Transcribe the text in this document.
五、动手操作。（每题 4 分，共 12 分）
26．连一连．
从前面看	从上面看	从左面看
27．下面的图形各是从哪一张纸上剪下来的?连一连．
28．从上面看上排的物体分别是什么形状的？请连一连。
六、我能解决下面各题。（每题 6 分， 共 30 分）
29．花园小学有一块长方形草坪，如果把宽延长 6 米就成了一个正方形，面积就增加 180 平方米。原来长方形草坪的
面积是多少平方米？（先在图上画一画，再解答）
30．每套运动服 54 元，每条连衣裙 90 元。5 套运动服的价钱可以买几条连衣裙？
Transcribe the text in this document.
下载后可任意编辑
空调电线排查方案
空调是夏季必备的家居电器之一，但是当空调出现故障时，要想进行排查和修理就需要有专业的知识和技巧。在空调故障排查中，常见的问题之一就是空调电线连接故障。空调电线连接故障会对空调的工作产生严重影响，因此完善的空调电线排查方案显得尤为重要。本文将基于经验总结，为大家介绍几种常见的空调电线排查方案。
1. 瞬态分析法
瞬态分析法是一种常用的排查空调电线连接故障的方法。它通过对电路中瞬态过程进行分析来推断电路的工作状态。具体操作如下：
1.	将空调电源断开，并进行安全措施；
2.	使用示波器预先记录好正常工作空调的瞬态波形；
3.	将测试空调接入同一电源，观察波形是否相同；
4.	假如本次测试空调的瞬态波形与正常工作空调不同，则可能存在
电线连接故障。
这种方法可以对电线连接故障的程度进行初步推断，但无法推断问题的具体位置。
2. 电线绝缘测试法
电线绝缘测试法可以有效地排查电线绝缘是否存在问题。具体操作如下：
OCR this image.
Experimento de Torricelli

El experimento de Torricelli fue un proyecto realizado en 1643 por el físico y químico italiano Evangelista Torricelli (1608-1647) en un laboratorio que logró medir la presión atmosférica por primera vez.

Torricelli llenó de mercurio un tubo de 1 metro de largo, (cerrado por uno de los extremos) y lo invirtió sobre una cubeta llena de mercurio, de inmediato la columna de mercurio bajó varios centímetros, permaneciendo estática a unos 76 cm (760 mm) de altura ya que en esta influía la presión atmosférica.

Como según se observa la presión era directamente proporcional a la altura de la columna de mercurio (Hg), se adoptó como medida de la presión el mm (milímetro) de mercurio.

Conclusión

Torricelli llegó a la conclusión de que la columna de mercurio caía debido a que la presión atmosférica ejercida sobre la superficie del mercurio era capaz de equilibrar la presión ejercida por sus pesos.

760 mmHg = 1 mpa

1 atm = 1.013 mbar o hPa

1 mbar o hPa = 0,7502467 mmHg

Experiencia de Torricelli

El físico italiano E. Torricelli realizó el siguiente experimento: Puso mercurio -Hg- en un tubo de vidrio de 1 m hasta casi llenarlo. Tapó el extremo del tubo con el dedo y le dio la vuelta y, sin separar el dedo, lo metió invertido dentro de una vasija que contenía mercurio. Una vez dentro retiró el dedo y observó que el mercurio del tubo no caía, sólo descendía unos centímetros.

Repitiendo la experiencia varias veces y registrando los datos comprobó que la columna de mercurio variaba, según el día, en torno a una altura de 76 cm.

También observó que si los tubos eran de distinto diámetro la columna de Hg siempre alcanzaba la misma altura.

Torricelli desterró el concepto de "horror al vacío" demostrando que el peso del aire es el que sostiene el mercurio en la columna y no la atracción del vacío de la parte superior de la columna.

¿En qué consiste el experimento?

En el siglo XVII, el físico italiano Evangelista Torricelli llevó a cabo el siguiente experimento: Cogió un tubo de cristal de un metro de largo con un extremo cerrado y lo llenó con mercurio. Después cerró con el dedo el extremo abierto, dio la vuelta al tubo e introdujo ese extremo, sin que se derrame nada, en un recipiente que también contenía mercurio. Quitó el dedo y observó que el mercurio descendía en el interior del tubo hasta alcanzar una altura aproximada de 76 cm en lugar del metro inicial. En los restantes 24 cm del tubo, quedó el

------------

Write out every entry verbatim.

_Solution to the exercise_.
Transcribe the text in this document.
五、动手操作。（每题 4 分，共 12 分）
26．连一连．
从前面看	从上面看	从左面看
27．下面的图形各是从哪一张纸上剪下来的?连一连．
28．从上面看上排的物体分别是什么形状的？请连一连。
六、我能解决下面各题。（每题 6 分， 共 30 分）
29．花园小学有一块长方形草坪，如果把宽延长 6 米就成了一个正方形，面积就增加 180 平方米。原来长方形草坪的
面积是多少平方米？（先在图上画一画，再解答）
30．每套运动服 54 元，每条连衣裙 90 元。5 套运动服的价钱可以买几条连衣裙？
Transcribe the text in this document.
下载后可任意编辑
空调电线排查方案
空调是夏季必备的家居电器之一，但是当空调出现故障时，要想进行排查和修理就需要有专业的知识和技巧。在空调故障排查中，常见的问题之一就是空调电线连接故障。空调电线连接故障会对空调的工作产生严重影响，因此完善的空调电线排查方案显得尤为重要。本文将基于经验总结，为大家介绍几种常见的空调电线排查方案。
1. 瞬态分析法
瞬态分析法是一种常用的排查空调电线连接故障的方法。它通过对电路中瞬态过程进行分析来推断电路的工作状态。具体操作如下：
1.	将空调电源断开，并进行安全措施；
2.	使用示波器预先记录好正常工作空调的瞬态波形；
3.	将测试空调接入同一电源，观察波形是否相同；
4.	假如本次测试空调的瞬态波形与正常工作空调不同，则可能存在
电线连接故障。
这种方法可以对电线连接故障的程度进行初步推断，但无法推断问题的具体位置。
2. 电线绝缘测试法
电线绝缘测试法可以有效地排查电线绝缘是否存在问题。具体操作如下：
OCR this image.
Experimento de Torricelli

El experimento de Torricelli fue un proyecto realizado en 1643 por el físico y químico italiano Evangelista Torricelli (1608-1647) en un laboratorio que logró medir la presión atmosférica por primera vez.

Torricelli llenó de mercurio un tubo de 1 metro de largo, (cerrado por uno de los extremos) y lo invirtió sobre una cubeta llena de mercurio, de inmediato la columna de mercurio bajó varios centímetros, permaneciendo estática a unos 76 cm (760 mm) de altura ya que en esta influía la presión atmosférica.

Como según se observa la presión era directamente proporcional a la altura de la columna de mercurio (Hg), se adoptó como medida de la presión el mm (milímetro) de mercurio.

Conclusión

Torricelli llegó a la conclusión de que la columna de mercurio caía debido a que la presión atmosférica ejercida sobre la superficie del mercurio era capaz de equilibrar la presión ejercida por sus pesos.

760 mmHg = 1 mpa

1 atm = 1.013 mbar o hPa

1 mbar o hPa = 0,7502467 mmHg

Experiencia de Torricelli

El físico italiano E. Torricelli realizó el siguiente experimento: Puso mercurio -Hg- en un tubo de vidrio de 1 m hasta casi llenarlo. Tapó el extremo del tubo con el dedo y le dio la vuelta y, sin separar el dedo, lo metió invertido dentro de una vasija que contenía mercurio. Una vez dentro retiró el dedo y observó que el mercurio del tubo no caía, sólo descendía unos centímetros.

Repitiendo la experiencia varias veces y registrando los datos comprobó que la columna de mercurio variaba, según el día, en torno a una altura de 76 cm.

También observó que si los tubos eran de distinto diámetro la columna de Hg siempre alcanzaba la misma altura.

Torricelli desterró el concepto de "horror al vacío" demostrando que el peso del aire es el que sostiene el mercurio en la columna y no la atracción del vacío de la parte superior de la columna.

¿En qué consiste el experimento?

En el siglo XVII, el físico italiano Evangelista Torricelli llevó a cabo el siguiente experimento: Cogió un tubo de cristal de un metro de largo con un extremo cerrado y lo llenó con mercurio. Después cerró con el dedo el extremo abierto, dio la vuelta al tubo e introdujo ese extremo, sin que se derrame nada, en un recipiente que también contenía mercurio. Quitó el dedo y observó que el mercurio descendía en el interior del tubo hasta alcanzar una altura aproximada de 76 cm en lugar del metro inicial. En los restantes 24 cm del tubo, quedó el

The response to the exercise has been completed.